*Listed records*
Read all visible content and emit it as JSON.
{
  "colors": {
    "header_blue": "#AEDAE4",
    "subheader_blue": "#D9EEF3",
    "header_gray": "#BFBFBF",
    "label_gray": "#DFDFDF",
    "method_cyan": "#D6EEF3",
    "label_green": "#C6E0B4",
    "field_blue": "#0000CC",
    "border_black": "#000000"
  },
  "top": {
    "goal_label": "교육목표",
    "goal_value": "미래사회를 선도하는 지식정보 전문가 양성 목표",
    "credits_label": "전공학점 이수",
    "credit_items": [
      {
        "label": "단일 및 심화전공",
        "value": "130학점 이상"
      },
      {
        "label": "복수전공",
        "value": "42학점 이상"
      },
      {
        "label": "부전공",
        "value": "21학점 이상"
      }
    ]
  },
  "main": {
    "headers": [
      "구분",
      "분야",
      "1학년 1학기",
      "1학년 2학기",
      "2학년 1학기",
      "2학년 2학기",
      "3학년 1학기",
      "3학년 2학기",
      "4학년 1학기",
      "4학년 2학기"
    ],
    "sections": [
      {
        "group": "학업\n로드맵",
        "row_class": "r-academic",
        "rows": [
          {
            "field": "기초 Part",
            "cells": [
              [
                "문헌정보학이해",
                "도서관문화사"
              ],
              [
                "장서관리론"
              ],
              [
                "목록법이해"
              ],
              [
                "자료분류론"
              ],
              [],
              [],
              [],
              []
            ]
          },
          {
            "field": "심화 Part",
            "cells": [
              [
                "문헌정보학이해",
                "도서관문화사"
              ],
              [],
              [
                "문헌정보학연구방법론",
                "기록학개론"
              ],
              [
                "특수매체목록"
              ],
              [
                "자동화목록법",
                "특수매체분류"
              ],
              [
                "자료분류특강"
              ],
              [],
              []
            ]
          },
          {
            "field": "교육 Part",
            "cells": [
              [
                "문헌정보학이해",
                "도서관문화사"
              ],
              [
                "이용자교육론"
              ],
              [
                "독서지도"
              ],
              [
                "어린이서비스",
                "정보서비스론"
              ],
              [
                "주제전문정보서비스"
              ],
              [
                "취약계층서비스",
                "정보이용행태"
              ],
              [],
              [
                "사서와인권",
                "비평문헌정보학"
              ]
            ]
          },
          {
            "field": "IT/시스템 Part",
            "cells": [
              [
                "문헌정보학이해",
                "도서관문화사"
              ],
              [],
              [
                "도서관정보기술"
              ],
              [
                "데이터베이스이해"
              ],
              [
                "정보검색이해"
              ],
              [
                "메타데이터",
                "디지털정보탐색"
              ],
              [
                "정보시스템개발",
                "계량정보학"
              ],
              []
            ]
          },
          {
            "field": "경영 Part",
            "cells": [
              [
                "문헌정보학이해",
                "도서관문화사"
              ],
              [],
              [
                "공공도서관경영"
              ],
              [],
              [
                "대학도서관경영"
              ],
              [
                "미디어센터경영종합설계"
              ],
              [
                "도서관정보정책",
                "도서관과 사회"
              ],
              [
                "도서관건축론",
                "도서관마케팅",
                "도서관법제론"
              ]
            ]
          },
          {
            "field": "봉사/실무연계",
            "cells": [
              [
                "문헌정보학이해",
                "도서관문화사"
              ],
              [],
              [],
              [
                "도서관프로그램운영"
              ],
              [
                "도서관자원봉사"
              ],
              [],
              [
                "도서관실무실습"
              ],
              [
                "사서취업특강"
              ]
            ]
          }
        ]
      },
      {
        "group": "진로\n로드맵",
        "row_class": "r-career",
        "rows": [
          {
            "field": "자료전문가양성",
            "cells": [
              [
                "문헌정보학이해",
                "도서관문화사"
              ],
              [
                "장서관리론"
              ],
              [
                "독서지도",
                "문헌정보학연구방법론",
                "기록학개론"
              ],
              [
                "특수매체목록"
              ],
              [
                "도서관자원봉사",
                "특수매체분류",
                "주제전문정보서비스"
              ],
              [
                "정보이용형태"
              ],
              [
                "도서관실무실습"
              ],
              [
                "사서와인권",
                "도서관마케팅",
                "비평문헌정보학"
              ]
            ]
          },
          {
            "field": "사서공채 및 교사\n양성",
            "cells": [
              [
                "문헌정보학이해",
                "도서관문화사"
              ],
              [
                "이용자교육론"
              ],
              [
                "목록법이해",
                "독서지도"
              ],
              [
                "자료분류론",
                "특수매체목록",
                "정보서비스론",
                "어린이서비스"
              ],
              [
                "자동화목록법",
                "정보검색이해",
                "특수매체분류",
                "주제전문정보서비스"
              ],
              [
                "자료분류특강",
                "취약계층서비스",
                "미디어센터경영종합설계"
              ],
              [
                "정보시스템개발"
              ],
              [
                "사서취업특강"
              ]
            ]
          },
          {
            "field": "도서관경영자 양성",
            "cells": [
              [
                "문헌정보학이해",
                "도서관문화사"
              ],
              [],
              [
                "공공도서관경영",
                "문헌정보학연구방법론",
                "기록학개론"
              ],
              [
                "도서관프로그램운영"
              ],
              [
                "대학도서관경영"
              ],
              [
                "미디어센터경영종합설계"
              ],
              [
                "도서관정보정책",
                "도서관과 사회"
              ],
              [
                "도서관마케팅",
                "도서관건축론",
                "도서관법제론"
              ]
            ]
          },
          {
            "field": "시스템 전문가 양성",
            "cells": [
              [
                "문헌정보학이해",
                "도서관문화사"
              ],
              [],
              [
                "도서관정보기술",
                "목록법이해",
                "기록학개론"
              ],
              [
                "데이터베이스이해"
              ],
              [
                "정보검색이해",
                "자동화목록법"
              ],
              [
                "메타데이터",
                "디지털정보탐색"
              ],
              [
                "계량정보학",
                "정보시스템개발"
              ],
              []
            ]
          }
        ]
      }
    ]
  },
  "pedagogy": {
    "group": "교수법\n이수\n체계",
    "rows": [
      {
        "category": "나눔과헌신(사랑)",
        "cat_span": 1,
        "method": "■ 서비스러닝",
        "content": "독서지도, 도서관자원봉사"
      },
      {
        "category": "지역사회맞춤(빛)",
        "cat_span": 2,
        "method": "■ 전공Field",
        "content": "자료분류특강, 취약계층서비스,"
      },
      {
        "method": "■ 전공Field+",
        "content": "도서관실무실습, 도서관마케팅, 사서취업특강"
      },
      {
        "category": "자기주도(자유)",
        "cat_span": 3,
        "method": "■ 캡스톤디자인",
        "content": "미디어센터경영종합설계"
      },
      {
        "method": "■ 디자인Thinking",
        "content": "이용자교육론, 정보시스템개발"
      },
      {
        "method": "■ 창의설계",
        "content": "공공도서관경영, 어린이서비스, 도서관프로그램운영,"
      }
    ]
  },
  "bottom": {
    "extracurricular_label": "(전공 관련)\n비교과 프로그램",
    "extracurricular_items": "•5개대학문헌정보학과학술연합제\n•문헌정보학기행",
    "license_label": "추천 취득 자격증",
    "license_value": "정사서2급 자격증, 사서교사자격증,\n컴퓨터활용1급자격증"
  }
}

*What you are asked to do*
All of the entries must be written out exactly as they stand.

*The solution*
Read all visible content and emit it as JSON.
{
  "colors": {
    "header_blue": "#AEDAE4",
    "subheader_blue": "#D9EEF3",
    "header_gray": "#BFBFBF",
    "label_gray": "#DFDFDF",
    "method_cyan": "#D6EEF3",
    "label_green": "#C6E0B4",
    "field_blue": "#0000CC",
    "border_black": "#000000"
  },
  "top": {
    "goal_label": "교육목표",
    "goal_value": "미래사회를 선도하는 지식정보 전문가 양성 목표",
    "credits_label": "전공학점 이수",
    "credit_items": [
      {
        "label": "단일 및 심화전공",
        "value": "130학점 이상"
      },
      {
        "label": "복수전공",
        "value": "42학점 이상"
      },
      {
        "label": "부전공",
        "value": "21학점 이상"
      }
    ]
  },
  "main": {
    "headers": [
      "구분",
      "분야",
      "1학년 1학기",
      "1학년 2학기",
      "2학년 1학기",
      "2학년 2학기",
      "3학년 1학기",
      "3학년 2학기",
      "4학년 1학기",
      "4학년 2학기"
    ],
    "sections": [
      {
        "group": "학업\n로드맵",
        "row_class": "r-academic",
        "rows": [
          {
            "field": "기초 Part",
            "cells": [
              [
                "문헌정보학이해",
                "도서관문화사"
              ],
              [
                "장서관리론"
              ],
              [
                "목록법이해"
              ],
              [
                "자료분류론"
              ],
              [],
              [],
              [],
              []
            ]
          },
          {
            "field": "심화 Part",
            "cells": [
              [
                "문헌정보학이해",
                "도서관문화사"
              ],
              [],
              [
                "문헌정보학연구방법론",
                "기록학개론"
              ],
              [
                "특수매체목록"
              ],
              [
                "자동화목록법",
                "특수매체분류"
              ],
              [
                "자료분류특강"
              ],
              [],
              []
            ]
          },
          {
            "field": "교육 Part",
            "cells": [
              [
                "문헌정보학이해",
                "도서관문화사"
              ],
              [
                "이용자교육론"
              ],
              [
                "독서지도"
              ],
              [
                "어린이서비스",
                "정보서비스론"
              ],
              [
                "주제전문정보서비스"
              ],
              [
                "취약계층서비스",
                "정보이용행태"
              ],
              [],
              [
                "사서와인권",
                "비평문헌정보학"
              ]
            ]
          },
          {
            "field": "IT/시스템 Part",
            "cells": [
              [
                "문헌정보학이해",
                "도서관문화사"
              ],
              [],
              [
                "도서관정보기술"
              ],
              [
                "데이터베이스이해"
              ],
              [
                "정보검색이해"
              ],
              [
                "메타데이터",
                "디지털정보탐색"
              ],
              [
                "정보시스템개발",
                "계량정보학"
              ],
              []
            ]
          },
          {
            "field": "경영 Part",
            "cells": [
              [
                "문헌정보학이해",
                "도서관문화사"
              ],
              [],
              [
                "공공도서관경영"
              ],
              [],
              [
                "대학도서관경영"
              ],
              [
                "미디어센터경영종합설계"
              ],
              [
                "도서관정보정책",
                "도서관과 사회"
              ],
              [
                "도서관건축론",
                "도서관마케팅",
                "도서관법제론"
              ]
            ]
          },
          {
            "field": "봉사/실무연계",
            "cells": [
              [
                "문헌정보학이해",
                "도서관문화사"
              ],
              [],
              [],
              [
                "도서관프로그램운영"
              ],
              [
                "도서관자원봉사"
              ],
              [],
              [
                "도서관실무실습"
              ],
              [
                "사서취업특강"
              ]
            ]
          }
        ]
      },
      {
        "group": "진로\n로드맵",
        "row_class": "r-career",
        "rows": [
          {
            "field": "자료전문가양성",
            "cells": [
              [
                "문헌정보학이해",
                "도서관문화사"
              ],
              [
                "장서관리론"
              ],
              [
                "독서지도",
                "문헌정보학연구방법론",
                "기록학개론"
              ],
              [
                "특수매체목록"
              ],
              [
                "도서관자원봉사",
                "특수매체분류",
                "주제전문정보서비스"
              ],
              [
                "정보이용형태"
              ],
              [
                "도서관실무실습"
              ],
              [
                "사서와인권",
                "도서관마케팅",
                "비평문헌정보학"
              ]
            ]
          },
          {
            "field": "사서공채 및 교사\n양성",
            "cells": [
              [
                "문헌정보학이해",
                "도서관문화사"
              ],
              [
                "이용자교육론"
              ],
              [
                "목록법이해",
                "독서지도"
              ],
              [
                "자료분류론",
                "특수매체목록",
                "정보서비스론",
                "어린이서비스"
              ],
              [
                "자동화목록법",
                "정보검색이해",
                "특수매체분류",
                "주제전문정보서비스"
              ],
              [
                "자료분류특강",
                "취약계층서비스",
                "미디어센터경영종합설계"
              ],
              [
                "정보시스템개발"
              ],
              [
                "사서취업특강"
              ]
            ]
          },
          {
            "field": "도서관경영자 양성",
            "cells": [
              [
                "문헌정보학이해",
                "도서관문화사"
              ],
              [],
              [
                "공공도서관경영",
                "문헌정보학연구방법론",
                "기록학개론"
              ],
              [
                "도서관프로그램운영"
              ],
              [
                "대학도서관경영"
              ],
              [
                "미디어센터경영종합설계"
              ],
              [
                "도서관정보정책",
                "도서관과 사회"
              ],
              [
                "도서관마케팅",
                "도서관건축론",
                "도서관법제론"
              ]
            ]
          },
          {
            "field": "시스템 전문가 양성",
            "cells": [
              [
                "문헌정보학이해",
                "도서관문화사"
              ],
              [],
              [
                "도서관정보기술",
                "목록법이해",
                "기록학개론"
              ],
              [
                "데이터베이스이해"
              ],
              [
                "정보검색이해",
                "자동화목록법"
              ],
              [
                "메타데이터",
                "디지털정보탐색"
              ],
              [
                "계량정보학",
                "정보시스템개발"
              ],
              []
            ]
          }
        ]
      }
    ]
  },
  "pedagogy": {
    "group": "교수법\n이수\n체계",
    "rows": [
      {
        "category": "나눔과헌신(사랑)",
        "cat_span": 1,
        "method": "■ 서비스러닝",
        "content": "독서지도, 도서관자원봉사"
      },
      {
        "category": "지역사회맞춤(빛)",
        "cat_span": 2,
        "method": "■ 전공Field",
        "content": "자료분류특강, 취약계층서비스,"
      },
      {
        "method": "■ 전공Field+",
        "content": "도서관실무실습, 도서관마케팅, 사서취업특강"
      },
      {
        "category": "자기주도(자유)",
        "cat_span": 3,
        "method": "■ 캡스톤디자인",
        "content": "미디어센터경영종합설계"
      },
      {
        "method": "■ 디자인Thinking",
        "content": "이용자교육론, 정보시스템개발"
      },
      {
        "method": "■ 창의설계",
        "content": "공공도서관경영, 어린이서비스, 도서관프로그램운영,"
      }
    ]
  },
  "bottom": {
    "extracurricular_label": "(전공 관련)\n비교과 프로그램",
    "extracurricular_items": "•5개대학문헌정보학과학술연합제\n•문헌정보학기행",
    "license_label": "추천 취득 자격증",
    "license_value": "정사서2급 자격증, 사서교사자격증,\n컴퓨터활용1급자격증"
  }
}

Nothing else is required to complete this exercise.